Challenge:
Copy the records below exactly as they are written.

* start Exercise input *

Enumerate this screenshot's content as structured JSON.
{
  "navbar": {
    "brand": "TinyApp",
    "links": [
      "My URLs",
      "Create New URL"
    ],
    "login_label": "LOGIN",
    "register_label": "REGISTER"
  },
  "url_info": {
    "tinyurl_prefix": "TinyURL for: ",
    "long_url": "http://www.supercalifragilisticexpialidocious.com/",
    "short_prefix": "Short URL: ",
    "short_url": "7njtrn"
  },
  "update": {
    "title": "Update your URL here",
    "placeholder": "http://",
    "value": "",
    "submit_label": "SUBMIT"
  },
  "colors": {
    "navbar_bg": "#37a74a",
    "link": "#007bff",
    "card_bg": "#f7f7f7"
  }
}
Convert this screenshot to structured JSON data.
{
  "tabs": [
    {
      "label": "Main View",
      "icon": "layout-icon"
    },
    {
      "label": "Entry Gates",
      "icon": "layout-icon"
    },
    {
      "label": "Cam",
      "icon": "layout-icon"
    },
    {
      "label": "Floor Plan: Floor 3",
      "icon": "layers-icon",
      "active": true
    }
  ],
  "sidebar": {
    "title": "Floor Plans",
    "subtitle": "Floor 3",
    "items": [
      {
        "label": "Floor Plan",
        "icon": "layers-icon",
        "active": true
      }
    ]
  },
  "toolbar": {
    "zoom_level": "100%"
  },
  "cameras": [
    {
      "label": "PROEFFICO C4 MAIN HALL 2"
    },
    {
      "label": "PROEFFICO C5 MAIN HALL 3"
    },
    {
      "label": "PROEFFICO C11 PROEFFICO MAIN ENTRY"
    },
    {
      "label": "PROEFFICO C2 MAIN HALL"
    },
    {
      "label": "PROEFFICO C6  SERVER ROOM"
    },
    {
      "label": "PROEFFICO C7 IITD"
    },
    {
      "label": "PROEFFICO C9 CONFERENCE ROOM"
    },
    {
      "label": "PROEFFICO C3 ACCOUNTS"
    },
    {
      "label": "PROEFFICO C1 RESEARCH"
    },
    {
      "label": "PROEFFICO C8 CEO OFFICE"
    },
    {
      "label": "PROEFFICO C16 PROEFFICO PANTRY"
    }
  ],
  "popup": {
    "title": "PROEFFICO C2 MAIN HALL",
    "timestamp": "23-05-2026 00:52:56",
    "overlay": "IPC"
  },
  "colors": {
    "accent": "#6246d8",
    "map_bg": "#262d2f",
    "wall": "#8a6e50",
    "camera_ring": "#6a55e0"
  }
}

* end Exercise input *

Full answer:
Enumerate this screenshot's content as structured JSON.
{
  "navbar": {
    "brand": "TinyApp",
    "links": [
      "My URLs",
      "Create New URL"
    ],
    "login_label": "LOGIN",
    "register_label": "REGISTER"
  },
  "url_info": {
    "tinyurl_prefix": "TinyURL for: ",
    "long_url": "http://www.supercalifragilisticexpialidocious.com/",
    "short_prefix": "Short URL: ",
    "short_url": "7njtrn"
  },
  "update": {
    "title": "Update your URL here",
    "placeholder": "http://",
    "value": "",
    "submit_label": "SUBMIT"
  },
  "colors": {
    "navbar_bg": "#37a74a",
    "link": "#007bff",
    "card_bg": "#f7f7f7"
  }
}
Convert this screenshot to structured JSON data.
{
  "tabs": [
    {
      "label": "Main View",
      "icon": "layout-icon"
    },
    {
      "label": "Entry Gates",
      "icon": "layout-icon"
    },
    {
      "label": "Cam",
      "icon": "layout-icon"
    },
    {
      "label": "Floor Plan: Floor 3",
      "icon": "layers-icon",
      "active": true
    }
  ],
  "sidebar": {
    "title": "Floor Plans",
    "subtitle": "Floor 3",
    "items": [
      {
        "label": "Floor Plan",
        "icon": "layers-icon",
        "active": true
      }
    ]
  },
  "toolbar": {
    "zoom_level": "100%"
  },
  "cameras": [
    {
      "label": "PROEFFICO C4 MAIN HALL 2"
    },
    {
      "label": "PROEFFICO C5 MAIN HALL 3"
    },
    {
      "label": "PROEFFICO C11 PROEFFICO MAIN ENTRY"
    },
    {
      "label": "PROEFFICO C2 MAIN HALL"
    },
    {
      "label": "PROEFFICO C6  SERVER ROOM"
    },
    {
      "label": "PROEFFICO C7 IITD"
    },
    {
      "label": "PROEFFICO C9 CONFERENCE ROOM"
    },
    {
      "label": "PROEFFICO C3 ACCOUNTS"
    },
    {
      "label": "PROEFFICO C1 RESEARCH"
    },
    {
      "label": "PROEFFICO C8 CEO OFFICE"
    },
    {
      "label": "PROEFFICO C16 PROEFFICO PANTRY"
    }
  ],
  "popup": {
    "title": "PROEFFICO C2 MAIN HALL",
    "timestamp": "23-05-2026 00:52:56",
    "overlay": "IPC"
  },
  "colors": {
    "accent": "#6246d8",
    "map_bg": "#262d2f",
    "wall": "#8a6e50",
    "camera_ring": "#6a55e0"
  }
}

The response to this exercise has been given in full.